REQUIREMENTS:
Copy out all of the data exactly as it appears.

Stored data:
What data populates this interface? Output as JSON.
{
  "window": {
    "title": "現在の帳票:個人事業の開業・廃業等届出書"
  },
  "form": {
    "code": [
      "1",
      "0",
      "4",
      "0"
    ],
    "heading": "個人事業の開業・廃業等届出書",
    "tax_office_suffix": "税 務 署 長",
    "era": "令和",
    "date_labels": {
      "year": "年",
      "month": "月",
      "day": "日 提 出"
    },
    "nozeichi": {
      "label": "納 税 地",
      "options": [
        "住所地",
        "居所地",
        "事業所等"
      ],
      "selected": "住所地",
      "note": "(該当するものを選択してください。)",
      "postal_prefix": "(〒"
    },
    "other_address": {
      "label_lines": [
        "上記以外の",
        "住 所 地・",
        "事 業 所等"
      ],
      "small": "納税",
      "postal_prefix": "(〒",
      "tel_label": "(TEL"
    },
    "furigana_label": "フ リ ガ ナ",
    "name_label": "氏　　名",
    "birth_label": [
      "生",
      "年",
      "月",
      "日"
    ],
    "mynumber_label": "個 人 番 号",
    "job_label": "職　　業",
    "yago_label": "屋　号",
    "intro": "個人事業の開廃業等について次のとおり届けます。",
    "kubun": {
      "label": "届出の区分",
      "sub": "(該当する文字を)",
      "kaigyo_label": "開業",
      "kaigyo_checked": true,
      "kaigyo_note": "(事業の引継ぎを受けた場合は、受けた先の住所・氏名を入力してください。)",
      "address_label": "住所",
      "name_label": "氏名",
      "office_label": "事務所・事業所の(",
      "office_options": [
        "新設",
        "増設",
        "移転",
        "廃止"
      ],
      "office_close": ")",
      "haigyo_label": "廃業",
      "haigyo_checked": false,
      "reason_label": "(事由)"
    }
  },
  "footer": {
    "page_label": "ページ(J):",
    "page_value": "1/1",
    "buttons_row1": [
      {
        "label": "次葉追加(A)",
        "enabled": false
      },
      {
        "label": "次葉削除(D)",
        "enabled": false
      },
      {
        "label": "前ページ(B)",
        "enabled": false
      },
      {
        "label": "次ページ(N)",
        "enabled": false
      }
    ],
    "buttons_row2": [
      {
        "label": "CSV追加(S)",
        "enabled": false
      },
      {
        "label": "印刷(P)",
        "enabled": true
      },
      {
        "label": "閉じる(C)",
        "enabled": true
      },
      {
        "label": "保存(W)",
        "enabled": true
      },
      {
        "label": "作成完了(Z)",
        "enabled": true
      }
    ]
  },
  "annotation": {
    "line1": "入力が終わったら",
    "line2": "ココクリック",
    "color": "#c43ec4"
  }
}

RESPONSE:
What data populates this interface? Output as JSON.
{
  "window": {
    "title": "現在の帳票:個人事業の開業・廃業等届出書"
  },
  "form": {
    "code": [
      "1",
      "0",
      "4",
      "0"
    ],
    "heading": "個人事業の開業・廃業等届出書",
    "tax_office_suffix": "税 務 署 長",
    "era": "令和",
    "date_labels": {
      "year": "年",
      "month": "月",
      "day": "日 提 出"
    },
    "nozeichi": {
      "label": "納 税 地",
      "options": [
        "住所地",
        "居所地",
        "事業所等"
      ],
      "selected": "住所地",
      "note": "(該当するものを選択してください。)",
      "postal_prefix": "(〒"
    },
    "other_address": {
      "label_lines": [
        "上記以外の",
        "住 所 地・",
        "事 業 所等"
      ],
      "small": "納税",
      "postal_prefix": "(〒",
      "tel_label": "(TEL"
    },
    "furigana_label": "フ リ ガ ナ",
    "name_label": "氏　　名",
    "birth_label": [
      "生",
      "年",
      "月",
      "日"
    ],
    "mynumber_label": "個 人 番 号",
    "job_label": "職　　業",
    "yago_label": "屋　号",
    "intro": "個人事業の開廃業等について次のとおり届けます。",
    "kubun": {
      "label": "届出の区分",
      "sub": "(該当する文字を)",
      "kaigyo_label": "開業",
      "kaigyo_checked": true,
      "kaigyo_note": "(事業の引継ぎを受けた場合は、受けた先の住所・氏名を入力してください。)",
      "address_label": "住所",
      "name_label": "氏名",
      "office_label": "事務所・事業所の(",
      "office_options": [
        "新設",
        "増設",
        "移転",
        "廃止"
      ],
      "office_close": ")",
      "haigyo_label": "廃業",
      "haigyo_checked": false,
      "reason_label": "(事由)"
    }
  },
  "footer": {
    "page_label": "ページ(J):",
    "page_value": "1/1",
    "buttons_row1": [
      {
        "label": "次葉追加(A)",
        "enabled": false
      },
      {
        "label": "次葉削除(D)",
        "enabled": false
      },
      {
        "label": "前ページ(B)",
        "enabled": false
      },
      {
        "label": "次ページ(N)",
        "enabled": false
      }
    ],
    "buttons_row2": [
      {
        "label": "CSV追加(S)",
        "enabled": false
      },
      {
        "label": "印刷(P)",
        "enabled": true
      },
      {
        "label": "閉じる(C)",
        "enabled": true
      },
      {
        "label": "保存(W)",
        "enabled": true
      },
      {
        "label": "作成完了(Z)",
        "enabled": true
      }
    ]
  },
  "annotation": {
    "line1": "入力が終わったら",
    "line2": "ココクリック",
    "color": "#c43ec4"
  }
}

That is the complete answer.